• What you are asked to do: Word for word, copy all the data and drop the pictures.

=== Data excerpts ===

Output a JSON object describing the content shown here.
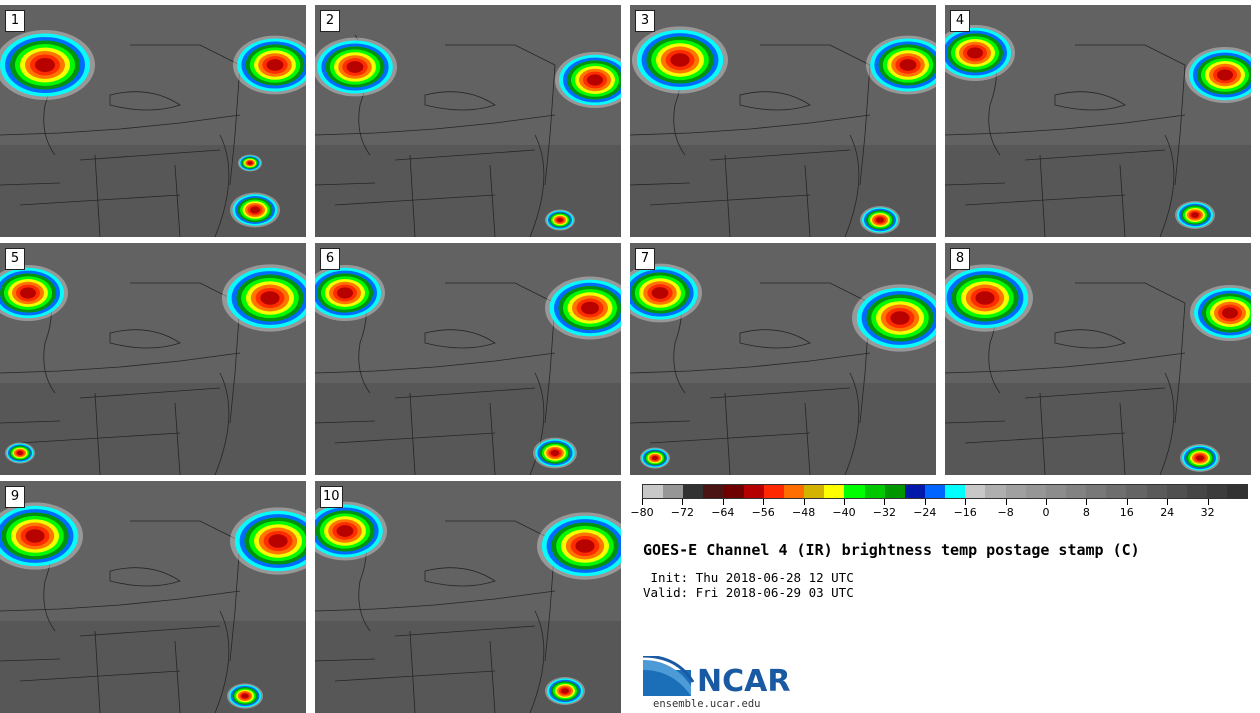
{
  "panels": [
    {
      "label": "1",
      "storms": [
        {
          "cx": 45,
          "cy": 60,
          "r": 50
        },
        {
          "cx": 275,
          "cy": 60,
          "r": 42
        },
        {
          "cx": 250,
          "cy": 158,
          "r": 12
        },
        {
          "cx": 255,
          "cy": 205,
          "r": 25
        }
      ]
    },
    {
      "label": "2",
      "storms": [
        {
          "cx": 40,
          "cy": 62,
          "r": 42
        },
        {
          "cx": 280,
          "cy": 75,
          "r": 40
        },
        {
          "cx": 245,
          "cy": 215,
          "r": 15
        }
      ]
    },
    {
      "label": "3",
      "storms": [
        {
          "cx": 50,
          "cy": 55,
          "r": 48
        },
        {
          "cx": 278,
          "cy": 60,
          "r": 42
        },
        {
          "cx": 250,
          "cy": 215,
          "r": 20
        }
      ]
    },
    {
      "label": "4",
      "storms": [
        {
          "cx": 30,
          "cy": 48,
          "r": 40
        },
        {
          "cx": 280,
          "cy": 70,
          "r": 40
        },
        {
          "cx": 250,
          "cy": 210,
          "r": 20
        }
      ]
    },
    {
      "label": "5",
      "storms": [
        {
          "cx": 28,
          "cy": 50,
          "r": 40
        },
        {
          "cx": 270,
          "cy": 55,
          "r": 48
        },
        {
          "cx": 20,
          "cy": 210,
          "r": 15
        }
      ]
    },
    {
      "label": "6",
      "storms": [
        {
          "cx": 30,
          "cy": 50,
          "r": 40
        },
        {
          "cx": 275,
          "cy": 65,
          "r": 45
        },
        {
          "cx": 240,
          "cy": 210,
          "r": 22
        }
      ]
    },
    {
      "label": "7",
      "storms": [
        {
          "cx": 30,
          "cy": 50,
          "r": 42
        },
        {
          "cx": 270,
          "cy": 75,
          "r": 48
        },
        {
          "cx": 25,
          "cy": 215,
          "r": 15
        }
      ]
    },
    {
      "label": "8",
      "storms": [
        {
          "cx": 40,
          "cy": 55,
          "r": 48
        },
        {
          "cx": 285,
          "cy": 70,
          "r": 40
        },
        {
          "cx": 255,
          "cy": 215,
          "r": 20
        }
      ]
    },
    {
      "label": "9",
      "storms": [
        {
          "cx": 35,
          "cy": 55,
          "r": 48
        },
        {
          "cx": 278,
          "cy": 60,
          "r": 48
        },
        {
          "cx": 245,
          "cy": 215,
          "r": 18
        }
      ]
    },
    {
      "label": "10",
      "storms": [
        {
          "cx": 30,
          "cy": 50,
          "r": 42
        },
        {
          "cx": 270,
          "cy": 65,
          "r": 48
        },
        {
          "cx": 250,
          "cy": 210,
          "r": 20
        }
      ]
    }
  ],
  "colorbar": {
    "colors": [
      "#c8c8c8",
      "#969696",
      "#323232",
      "#4b1414",
      "#6e0000",
      "#b40000",
      "#ff2800",
      "#ff6e00",
      "#d2b400",
      "#ffff00",
      "#00ff00",
      "#00c800",
      "#009600",
      "#0019aa",
      "#0064ff",
      "#00ffff",
      "#c8c8c8",
      "#afafaf",
      "#a0a0a0",
      "#969696",
      "#8c8c8c",
      "#828282",
      "#787878",
      "#6e6e6e",
      "#646464",
      "#5a5a5a",
      "#505050",
      "#464646",
      "#3c3c3c",
      "#323232"
    ],
    "tick_labels": [
      "−80",
      "−72",
      "−64",
      "−56",
      "−48",
      "−40",
      "−32",
      "−24",
      "−16",
      "−8",
      "0",
      "8",
      "16",
      "24",
      "32"
    ]
  },
  "title": "GOES-E Channel 4 (IR) brightness temp postage stamp (C)",
  "init": " Init: Thu 2018-06-28 12 UTC",
  "valid": "Valid: Fri 2018-06-29 03 UTC",
  "logo_text": "NCAR",
  "site": "ensemble.ucar.edu"
}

===

• The solution:
Output a JSON object describing the content shown here.
{
  "panels": [
    {
      "label": "1",
      "storms": [
        {
          "cx": 45,
          "cy": 60,
          "r": 50
        },
        {
          "cx": 275,
          "cy": 60,
          "r": 42
        },
        {
          "cx": 250,
          "cy": 158,
          "r": 12
        },
        {
          "cx": 255,
          "cy": 205,
          "r": 25
        }
      ]
    },
    {
      "label": "2",
      "storms": [
        {
          "cx": 40,
          "cy": 62,
          "r": 42
        },
        {
          "cx": 280,
          "cy": 75,
          "r": 40
        },
        {
          "cx": 245,
          "cy": 215,
          "r": 15
        }
      ]
    },
    {
      "label": "3",
      "storms": [
        {
          "cx": 50,
          "cy": 55,
          "r": 48
        },
        {
          "cx": 278,
          "cy": 60,
          "r": 42
        },
        {
          "cx": 250,
          "cy": 215,
          "r": 20
        }
      ]
    },
    {
      "label": "4",
      "storms": [
        {
          "cx": 30,
          "cy": 48,
          "r": 40
        },
        {
          "cx": 280,
          "cy": 70,
          "r": 40
        },
        {
          "cx": 250,
          "cy": 210,
          "r": 20
        }
      ]
    },
    {
      "label": "5",
      "storms": [
        {
          "cx": 28,
          "cy": 50,
          "r": 40
        },
        {
          "cx": 270,
          "cy": 55,
          "r": 48
        },
        {
          "cx": 20,
          "cy": 210,
          "r": 15
        }
      ]
    },
    {
      "label": "6",
      "storms": [
        {
          "cx": 30,
          "cy": 50,
          "r": 40
        },
        {
          "cx": 275,
          "cy": 65,
          "r": 45
        },
        {
          "cx": 240,
          "cy": 210,
          "r": 22
        }
      ]
    },
    {
      "label": "7",
      "storms": [
        {
          "cx": 30,
          "cy": 50,
          "r": 42
        },
        {
          "cx": 270,
          "cy": 75,
          "r": 48
        },
        {
          "cx": 25,
          "cy": 215,
          "r": 15
        }
      ]
    },
    {
      "label": "8",
      "storms": [
        {
          "cx": 40,
          "cy": 55,
          "r": 48
        },
        {
          "cx": 285,
          "cy": 70,
          "r": 40
        },
        {
          "cx": 255,
          "cy": 215,
          "r": 20
        }
      ]
    },
    {
      "label": "9",
      "storms": [
        {
          "cx": 35,
          "cy": 55,
          "r": 48
        },
        {
          "cx": 278,
          "cy": 60,
          "r": 48
        },
        {
          "cx": 245,
          "cy": 215,
          "r": 18
        }
      ]
    },
    {
      "label": "10",
      "storms": [
        {
          "cx": 30,
          "cy": 50,
          "r": 42
        },
        {
          "cx": 270,
          "cy": 65,
          "r": 48
        },
        {
          "cx": 250,
          "cy": 210,
          "r": 20
        }
      ]
    }
  ],
  "colorbar": {
    "colors": [
      "#c8c8c8",
      "#969696",
      "#323232",
      "#4b1414",
      "#6e0000",
      "#b40000",
      "#ff2800",
      "#ff6e00",
      "#d2b400",
      "#ffff00",
      "#00ff00",
      "#00c800",
      "#009600",
      "#0019aa",
      "#0064ff",
      "#00ffff",
      "#c8c8c8",
      "#afafaf",
      "#a0a0a0",
      "#969696",
      "#8c8c8c",
      "#828282",
      "#787878",
      "#6e6e6e",
      "#646464",
      "#5a5a5a",
      "#505050",
      "#464646",
      "#3c3c3c",
      "#323232"
    ],
    "tick_labels": [
      "−80",
      "−72",
      "−64",
      "−56",
      "−48",
      "−40",
      "−32",
      "−24",
      "−16",
      "−8",
      "0",
      "8",
      "16",
      "24",
      "32"
    ]
  },
  "title": "GOES-E Channel 4 (IR) brightness temp postage stamp (C)",
  "init": " Init: Thu 2018-06-28 12 UTC",
  "valid": "Valid: Fri 2018-06-29 03 UTC",
  "logo_text": "NCAR",
  "site": "ensemble.ucar.edu"
}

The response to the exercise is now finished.